_Ausgangsdokument_:
——————————
Kristallisationspunkt der FMP waren aber vorerst die Konzert-Eigeninitiativen von deutschen Musikern, an denen man sich traf und gemeinsame Probleme und Absichten erkannte. Im lebhaften Jahr 1968 veranstalteten z.B. westdeutsche Musiker in Köln – sinnigerweise in einer Tiefgarage – eine Gegenreihe zu den Veranstaltungen von „Jazz am Rhein“ und in Berlin kam erstmals das „Total Music Meeting“ zustande, weil an den Berliner Jazztagen einheimische Musiker und besonders die Avantgarde übergangen wurden. Diese Kampfansage an den smarten Impressario/Kunsthändler Ralph Schulte-Bahrenberg und den Jazzpapst Joachim E. Berendt, die voll auf Gewinn arbeiteten, fand im berühmten „Quartier des Quasimodo“ statt, einem Underground-Lokal und Treff der Studenten. Jazzkritiker hatten den doppelten Eintritt zu bezahlen, wenn sie Musiker und Gruppen wie das britische „Spontaneous Music Ensemble“ oder den damaligen Free-Rebellen John McLaughlin in Gunter Hampels Gruppe hören wollten. Selbst Stars der Jazztage wie Pharoah Sanders und Sonny Sharrock stahlen sich nach ihren Auftritten in der Philharmonie zum Jammen herbei.

Dieser Anlass demonstrierte nebst Solidarität der Musiker einen Hauptzweck der nachmaligen FMP: Um die geringen Spielmöglichkeiten zu erweitern und um didaktisch auf Publikum und Musikerkollegen einzuwirken, sollte die Genossenschaft nicht nur eine Schallplattenfirma oder Musikagentur sein.

Feste Strukturen?
——————————
_Aufgabenstellung_: Schreiben Sie aus dem Text über die Anfänge der FMP den Abschnitt zwischen „Dieser Anlass demonstrierte“ und „oder Musikagentur sein.“, beide Stellen eingeschlossen, wortgetreu ab.

_Vorliegende Zeilen_:
——————————
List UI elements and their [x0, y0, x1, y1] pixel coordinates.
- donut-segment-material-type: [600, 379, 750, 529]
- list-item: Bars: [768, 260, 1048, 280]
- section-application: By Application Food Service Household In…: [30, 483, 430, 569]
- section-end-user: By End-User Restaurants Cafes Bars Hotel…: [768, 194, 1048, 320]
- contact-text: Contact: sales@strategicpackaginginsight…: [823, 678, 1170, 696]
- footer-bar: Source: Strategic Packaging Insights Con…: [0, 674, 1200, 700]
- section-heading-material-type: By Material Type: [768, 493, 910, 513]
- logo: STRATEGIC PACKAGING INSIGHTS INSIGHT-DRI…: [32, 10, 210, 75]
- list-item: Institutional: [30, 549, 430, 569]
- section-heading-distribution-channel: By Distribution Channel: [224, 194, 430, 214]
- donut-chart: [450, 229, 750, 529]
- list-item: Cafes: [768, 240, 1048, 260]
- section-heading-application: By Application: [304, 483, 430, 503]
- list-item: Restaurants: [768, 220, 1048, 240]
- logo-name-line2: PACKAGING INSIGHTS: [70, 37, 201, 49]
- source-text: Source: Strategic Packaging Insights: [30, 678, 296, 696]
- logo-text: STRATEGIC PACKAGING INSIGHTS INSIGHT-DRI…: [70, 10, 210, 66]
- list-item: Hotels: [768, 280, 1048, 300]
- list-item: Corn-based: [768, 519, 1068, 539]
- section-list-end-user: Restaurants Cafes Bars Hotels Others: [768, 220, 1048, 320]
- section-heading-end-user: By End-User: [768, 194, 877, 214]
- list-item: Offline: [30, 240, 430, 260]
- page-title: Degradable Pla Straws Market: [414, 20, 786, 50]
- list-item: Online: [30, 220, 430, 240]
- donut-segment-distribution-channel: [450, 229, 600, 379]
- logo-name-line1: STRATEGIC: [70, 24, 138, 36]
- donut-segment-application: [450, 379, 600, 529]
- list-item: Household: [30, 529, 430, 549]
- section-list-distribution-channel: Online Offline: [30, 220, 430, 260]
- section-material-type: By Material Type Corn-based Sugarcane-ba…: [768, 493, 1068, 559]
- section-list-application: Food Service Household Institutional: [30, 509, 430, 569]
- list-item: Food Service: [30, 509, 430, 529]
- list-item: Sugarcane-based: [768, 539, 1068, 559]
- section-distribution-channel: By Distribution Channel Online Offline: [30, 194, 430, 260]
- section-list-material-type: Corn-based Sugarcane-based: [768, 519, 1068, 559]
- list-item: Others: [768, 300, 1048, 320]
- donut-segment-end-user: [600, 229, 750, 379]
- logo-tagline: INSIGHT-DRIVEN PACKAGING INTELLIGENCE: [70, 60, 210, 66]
——————————
_Antwort_:
Dieser Anlass demonstrierte nebst Solidarität der Musiker einen Hauptzweck der nachmaligen FMP: Um die geringen Spielmöglichkeiten zu erweitern und um didaktisch auf Publikum und Musikerkollegen einzuwirken, sollte die Genossenschaft nicht nur eine Schallplattenfirma oder Musikagentur sein.